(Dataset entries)
────

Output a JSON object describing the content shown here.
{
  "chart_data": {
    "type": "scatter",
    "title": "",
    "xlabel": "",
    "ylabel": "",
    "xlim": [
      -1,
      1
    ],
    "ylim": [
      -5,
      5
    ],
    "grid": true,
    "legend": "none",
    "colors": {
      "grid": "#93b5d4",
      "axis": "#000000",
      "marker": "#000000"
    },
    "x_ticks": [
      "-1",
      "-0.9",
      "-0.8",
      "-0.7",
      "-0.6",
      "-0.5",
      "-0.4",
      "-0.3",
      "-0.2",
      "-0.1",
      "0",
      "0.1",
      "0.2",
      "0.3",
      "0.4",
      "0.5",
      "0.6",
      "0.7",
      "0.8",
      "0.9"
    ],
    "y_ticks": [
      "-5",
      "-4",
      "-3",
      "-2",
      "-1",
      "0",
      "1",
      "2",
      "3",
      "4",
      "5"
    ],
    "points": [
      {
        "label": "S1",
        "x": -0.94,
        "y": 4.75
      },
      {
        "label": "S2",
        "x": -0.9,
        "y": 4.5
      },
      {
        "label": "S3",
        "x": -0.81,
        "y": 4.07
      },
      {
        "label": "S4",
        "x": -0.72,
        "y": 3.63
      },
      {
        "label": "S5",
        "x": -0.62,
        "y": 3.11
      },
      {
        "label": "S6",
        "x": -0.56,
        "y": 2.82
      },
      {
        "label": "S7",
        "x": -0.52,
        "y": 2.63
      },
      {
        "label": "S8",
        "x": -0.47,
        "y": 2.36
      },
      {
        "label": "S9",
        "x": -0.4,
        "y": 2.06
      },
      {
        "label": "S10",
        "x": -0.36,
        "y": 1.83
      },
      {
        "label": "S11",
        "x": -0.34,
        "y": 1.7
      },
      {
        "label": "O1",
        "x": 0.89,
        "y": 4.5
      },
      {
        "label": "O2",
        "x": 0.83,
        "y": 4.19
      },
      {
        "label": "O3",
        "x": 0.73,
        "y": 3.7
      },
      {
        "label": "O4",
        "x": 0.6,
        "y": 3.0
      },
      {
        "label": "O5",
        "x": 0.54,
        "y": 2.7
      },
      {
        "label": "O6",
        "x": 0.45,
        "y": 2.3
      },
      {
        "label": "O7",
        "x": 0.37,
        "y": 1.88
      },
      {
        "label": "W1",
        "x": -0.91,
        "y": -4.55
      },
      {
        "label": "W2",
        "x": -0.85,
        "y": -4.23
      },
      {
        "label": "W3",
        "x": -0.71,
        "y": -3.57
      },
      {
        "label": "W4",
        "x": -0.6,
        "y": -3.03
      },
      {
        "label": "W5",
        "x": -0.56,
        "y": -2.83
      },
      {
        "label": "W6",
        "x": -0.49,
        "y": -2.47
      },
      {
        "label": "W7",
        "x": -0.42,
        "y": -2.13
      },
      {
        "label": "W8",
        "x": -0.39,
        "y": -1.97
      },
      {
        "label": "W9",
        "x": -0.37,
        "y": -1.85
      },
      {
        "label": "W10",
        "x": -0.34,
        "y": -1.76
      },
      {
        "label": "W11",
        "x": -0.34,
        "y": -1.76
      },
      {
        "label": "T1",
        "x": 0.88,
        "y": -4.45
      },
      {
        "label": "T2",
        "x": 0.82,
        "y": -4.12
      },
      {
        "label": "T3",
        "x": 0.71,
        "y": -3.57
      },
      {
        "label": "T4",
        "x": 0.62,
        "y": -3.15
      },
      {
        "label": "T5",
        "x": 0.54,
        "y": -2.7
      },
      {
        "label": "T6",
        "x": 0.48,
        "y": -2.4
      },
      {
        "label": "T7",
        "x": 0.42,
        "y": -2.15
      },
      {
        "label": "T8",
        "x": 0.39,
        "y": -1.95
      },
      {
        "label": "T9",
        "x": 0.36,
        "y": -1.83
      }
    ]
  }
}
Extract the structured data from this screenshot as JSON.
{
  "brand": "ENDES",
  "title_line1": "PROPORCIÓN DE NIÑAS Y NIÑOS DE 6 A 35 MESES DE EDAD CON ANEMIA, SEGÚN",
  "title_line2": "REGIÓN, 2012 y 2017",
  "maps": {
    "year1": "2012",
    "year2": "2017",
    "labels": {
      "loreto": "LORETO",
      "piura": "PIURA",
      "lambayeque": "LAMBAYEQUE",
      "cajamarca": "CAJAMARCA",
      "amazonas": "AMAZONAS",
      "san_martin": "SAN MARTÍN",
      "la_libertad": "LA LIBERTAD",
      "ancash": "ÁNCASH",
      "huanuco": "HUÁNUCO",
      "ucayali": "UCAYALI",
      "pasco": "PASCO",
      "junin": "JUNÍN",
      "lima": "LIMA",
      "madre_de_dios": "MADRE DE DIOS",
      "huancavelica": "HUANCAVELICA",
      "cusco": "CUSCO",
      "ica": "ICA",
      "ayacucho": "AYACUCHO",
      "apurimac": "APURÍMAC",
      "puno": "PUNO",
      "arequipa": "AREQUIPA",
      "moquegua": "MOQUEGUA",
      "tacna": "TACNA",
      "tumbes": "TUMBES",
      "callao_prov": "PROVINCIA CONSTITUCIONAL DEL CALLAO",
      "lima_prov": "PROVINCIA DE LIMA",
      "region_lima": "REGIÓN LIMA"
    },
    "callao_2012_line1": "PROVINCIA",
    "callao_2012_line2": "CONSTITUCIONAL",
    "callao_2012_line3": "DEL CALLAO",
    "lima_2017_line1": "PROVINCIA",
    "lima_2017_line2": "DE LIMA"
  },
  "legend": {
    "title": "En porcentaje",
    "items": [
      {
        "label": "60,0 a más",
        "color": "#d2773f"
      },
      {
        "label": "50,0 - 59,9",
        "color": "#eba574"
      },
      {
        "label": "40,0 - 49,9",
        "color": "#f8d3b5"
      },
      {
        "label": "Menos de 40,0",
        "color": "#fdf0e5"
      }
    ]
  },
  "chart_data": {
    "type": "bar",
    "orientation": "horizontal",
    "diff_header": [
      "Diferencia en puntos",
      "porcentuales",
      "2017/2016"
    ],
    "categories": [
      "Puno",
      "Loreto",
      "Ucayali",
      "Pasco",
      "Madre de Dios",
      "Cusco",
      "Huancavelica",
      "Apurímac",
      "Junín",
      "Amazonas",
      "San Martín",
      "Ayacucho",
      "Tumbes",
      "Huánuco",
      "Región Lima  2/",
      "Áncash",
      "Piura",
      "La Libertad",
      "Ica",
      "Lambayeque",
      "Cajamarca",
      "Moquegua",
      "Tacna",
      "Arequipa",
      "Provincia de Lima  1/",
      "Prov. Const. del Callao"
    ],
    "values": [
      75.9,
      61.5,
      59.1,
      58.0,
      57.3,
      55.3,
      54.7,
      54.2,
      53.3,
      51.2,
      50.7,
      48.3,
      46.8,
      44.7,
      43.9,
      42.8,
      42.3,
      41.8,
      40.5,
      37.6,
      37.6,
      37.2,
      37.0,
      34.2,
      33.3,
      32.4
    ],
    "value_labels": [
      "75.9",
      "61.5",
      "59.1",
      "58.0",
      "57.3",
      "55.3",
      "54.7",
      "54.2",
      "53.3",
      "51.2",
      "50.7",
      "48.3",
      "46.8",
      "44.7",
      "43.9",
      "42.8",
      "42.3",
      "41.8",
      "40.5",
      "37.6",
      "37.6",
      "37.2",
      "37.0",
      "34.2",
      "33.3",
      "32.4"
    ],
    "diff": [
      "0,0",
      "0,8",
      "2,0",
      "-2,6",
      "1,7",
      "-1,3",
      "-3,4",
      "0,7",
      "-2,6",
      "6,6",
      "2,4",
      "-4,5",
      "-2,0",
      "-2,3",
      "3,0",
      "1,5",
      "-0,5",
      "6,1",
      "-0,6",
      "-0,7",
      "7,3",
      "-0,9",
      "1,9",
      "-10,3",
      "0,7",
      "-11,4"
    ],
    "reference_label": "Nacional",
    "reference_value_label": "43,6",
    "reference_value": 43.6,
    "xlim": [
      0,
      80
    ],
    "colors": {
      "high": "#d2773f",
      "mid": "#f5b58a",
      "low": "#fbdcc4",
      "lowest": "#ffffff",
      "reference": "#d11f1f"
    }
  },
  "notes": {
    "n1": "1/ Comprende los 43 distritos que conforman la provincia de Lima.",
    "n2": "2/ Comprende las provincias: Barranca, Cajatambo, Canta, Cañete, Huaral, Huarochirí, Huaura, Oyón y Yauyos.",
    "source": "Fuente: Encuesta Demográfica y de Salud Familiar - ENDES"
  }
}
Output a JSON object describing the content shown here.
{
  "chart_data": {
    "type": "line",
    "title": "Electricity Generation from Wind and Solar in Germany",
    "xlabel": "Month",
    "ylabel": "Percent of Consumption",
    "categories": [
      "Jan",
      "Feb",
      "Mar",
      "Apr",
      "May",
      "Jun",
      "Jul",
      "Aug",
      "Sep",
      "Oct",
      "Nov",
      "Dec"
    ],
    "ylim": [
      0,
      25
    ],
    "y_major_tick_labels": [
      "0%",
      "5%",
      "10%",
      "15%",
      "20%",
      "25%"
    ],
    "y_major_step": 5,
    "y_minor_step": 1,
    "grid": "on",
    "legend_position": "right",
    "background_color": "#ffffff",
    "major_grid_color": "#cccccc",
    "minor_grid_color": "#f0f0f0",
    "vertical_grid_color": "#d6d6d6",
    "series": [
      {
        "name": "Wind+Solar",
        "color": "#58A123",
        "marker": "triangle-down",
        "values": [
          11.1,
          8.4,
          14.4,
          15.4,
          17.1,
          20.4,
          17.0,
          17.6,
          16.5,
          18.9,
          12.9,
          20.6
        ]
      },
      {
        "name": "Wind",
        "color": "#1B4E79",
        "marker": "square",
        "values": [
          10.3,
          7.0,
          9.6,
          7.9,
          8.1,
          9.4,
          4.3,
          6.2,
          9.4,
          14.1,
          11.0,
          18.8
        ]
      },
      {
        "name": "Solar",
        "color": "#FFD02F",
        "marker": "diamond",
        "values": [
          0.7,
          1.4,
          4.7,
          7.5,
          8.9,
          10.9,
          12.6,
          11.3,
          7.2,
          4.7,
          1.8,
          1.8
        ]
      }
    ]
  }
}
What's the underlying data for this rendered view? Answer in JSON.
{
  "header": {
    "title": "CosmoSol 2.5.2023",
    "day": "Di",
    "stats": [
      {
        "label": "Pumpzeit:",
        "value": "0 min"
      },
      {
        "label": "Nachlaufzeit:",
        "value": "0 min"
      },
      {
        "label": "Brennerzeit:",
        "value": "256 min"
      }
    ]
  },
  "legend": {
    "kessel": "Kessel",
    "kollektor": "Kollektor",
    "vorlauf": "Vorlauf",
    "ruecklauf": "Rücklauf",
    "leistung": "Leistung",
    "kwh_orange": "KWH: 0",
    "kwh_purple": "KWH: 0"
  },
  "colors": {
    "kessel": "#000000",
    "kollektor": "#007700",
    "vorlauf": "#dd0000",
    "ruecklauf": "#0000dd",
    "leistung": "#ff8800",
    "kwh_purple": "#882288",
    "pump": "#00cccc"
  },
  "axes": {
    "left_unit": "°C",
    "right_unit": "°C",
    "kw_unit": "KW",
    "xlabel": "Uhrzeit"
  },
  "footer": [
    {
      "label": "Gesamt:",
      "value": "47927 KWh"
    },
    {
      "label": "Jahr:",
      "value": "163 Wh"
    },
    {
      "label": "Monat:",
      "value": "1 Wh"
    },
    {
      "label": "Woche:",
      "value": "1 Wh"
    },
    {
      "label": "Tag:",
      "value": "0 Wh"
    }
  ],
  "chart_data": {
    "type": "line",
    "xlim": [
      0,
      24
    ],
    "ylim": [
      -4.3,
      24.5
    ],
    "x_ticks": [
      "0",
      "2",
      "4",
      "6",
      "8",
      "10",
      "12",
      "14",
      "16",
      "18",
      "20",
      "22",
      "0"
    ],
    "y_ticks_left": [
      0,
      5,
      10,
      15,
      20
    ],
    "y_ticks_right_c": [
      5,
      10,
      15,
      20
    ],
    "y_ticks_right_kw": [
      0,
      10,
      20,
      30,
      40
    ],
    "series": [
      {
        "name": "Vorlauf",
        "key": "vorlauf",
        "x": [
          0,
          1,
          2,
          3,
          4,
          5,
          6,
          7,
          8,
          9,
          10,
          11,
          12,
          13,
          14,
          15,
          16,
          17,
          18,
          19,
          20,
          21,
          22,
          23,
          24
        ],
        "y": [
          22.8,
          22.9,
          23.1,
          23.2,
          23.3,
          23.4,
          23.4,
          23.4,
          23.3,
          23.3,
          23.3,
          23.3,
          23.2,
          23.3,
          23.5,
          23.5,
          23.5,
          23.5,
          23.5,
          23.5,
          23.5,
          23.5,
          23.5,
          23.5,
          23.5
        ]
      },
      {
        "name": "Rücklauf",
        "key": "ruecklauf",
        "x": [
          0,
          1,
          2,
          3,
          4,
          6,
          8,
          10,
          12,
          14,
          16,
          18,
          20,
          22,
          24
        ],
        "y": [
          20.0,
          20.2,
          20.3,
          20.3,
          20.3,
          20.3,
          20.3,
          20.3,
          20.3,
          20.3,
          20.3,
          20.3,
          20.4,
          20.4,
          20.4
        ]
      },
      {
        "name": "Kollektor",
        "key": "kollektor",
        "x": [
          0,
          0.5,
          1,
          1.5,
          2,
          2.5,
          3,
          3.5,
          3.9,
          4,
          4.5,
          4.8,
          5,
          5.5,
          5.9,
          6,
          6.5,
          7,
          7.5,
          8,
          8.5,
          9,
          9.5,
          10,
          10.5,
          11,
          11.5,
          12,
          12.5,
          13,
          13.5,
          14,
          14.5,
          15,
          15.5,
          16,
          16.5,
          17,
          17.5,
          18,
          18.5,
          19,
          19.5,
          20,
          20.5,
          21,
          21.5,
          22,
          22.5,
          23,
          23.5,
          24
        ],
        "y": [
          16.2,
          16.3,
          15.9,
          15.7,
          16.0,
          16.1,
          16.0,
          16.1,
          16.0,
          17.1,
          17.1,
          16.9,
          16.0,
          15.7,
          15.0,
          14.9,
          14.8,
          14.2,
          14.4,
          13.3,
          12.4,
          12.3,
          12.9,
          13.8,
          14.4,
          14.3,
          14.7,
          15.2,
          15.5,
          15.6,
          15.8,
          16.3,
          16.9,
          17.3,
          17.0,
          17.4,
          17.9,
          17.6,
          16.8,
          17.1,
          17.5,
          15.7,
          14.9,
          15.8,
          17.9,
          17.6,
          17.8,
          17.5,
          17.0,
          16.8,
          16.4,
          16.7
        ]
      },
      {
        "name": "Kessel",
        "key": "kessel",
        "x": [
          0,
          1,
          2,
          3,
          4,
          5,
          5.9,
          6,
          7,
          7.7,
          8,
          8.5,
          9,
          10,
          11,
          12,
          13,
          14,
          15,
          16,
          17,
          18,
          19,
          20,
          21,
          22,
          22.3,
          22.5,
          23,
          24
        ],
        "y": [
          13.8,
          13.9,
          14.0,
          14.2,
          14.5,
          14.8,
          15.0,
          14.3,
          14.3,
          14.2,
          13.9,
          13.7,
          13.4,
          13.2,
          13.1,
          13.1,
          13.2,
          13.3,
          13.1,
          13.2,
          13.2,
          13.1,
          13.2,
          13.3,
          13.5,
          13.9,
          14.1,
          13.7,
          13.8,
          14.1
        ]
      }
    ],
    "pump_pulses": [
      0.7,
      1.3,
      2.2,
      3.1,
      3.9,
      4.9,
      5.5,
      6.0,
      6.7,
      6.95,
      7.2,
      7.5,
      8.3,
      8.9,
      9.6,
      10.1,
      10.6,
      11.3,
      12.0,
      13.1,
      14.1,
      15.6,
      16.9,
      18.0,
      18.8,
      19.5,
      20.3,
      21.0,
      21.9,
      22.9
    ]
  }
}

────

- **WHAT YOU WILL DO**: Return, from the data, each line that has the word "ffffff" in it.

- **ANSWER TO THE TASK**:
      "lowest": "#ffffff",
    "background_color": "#ffffff",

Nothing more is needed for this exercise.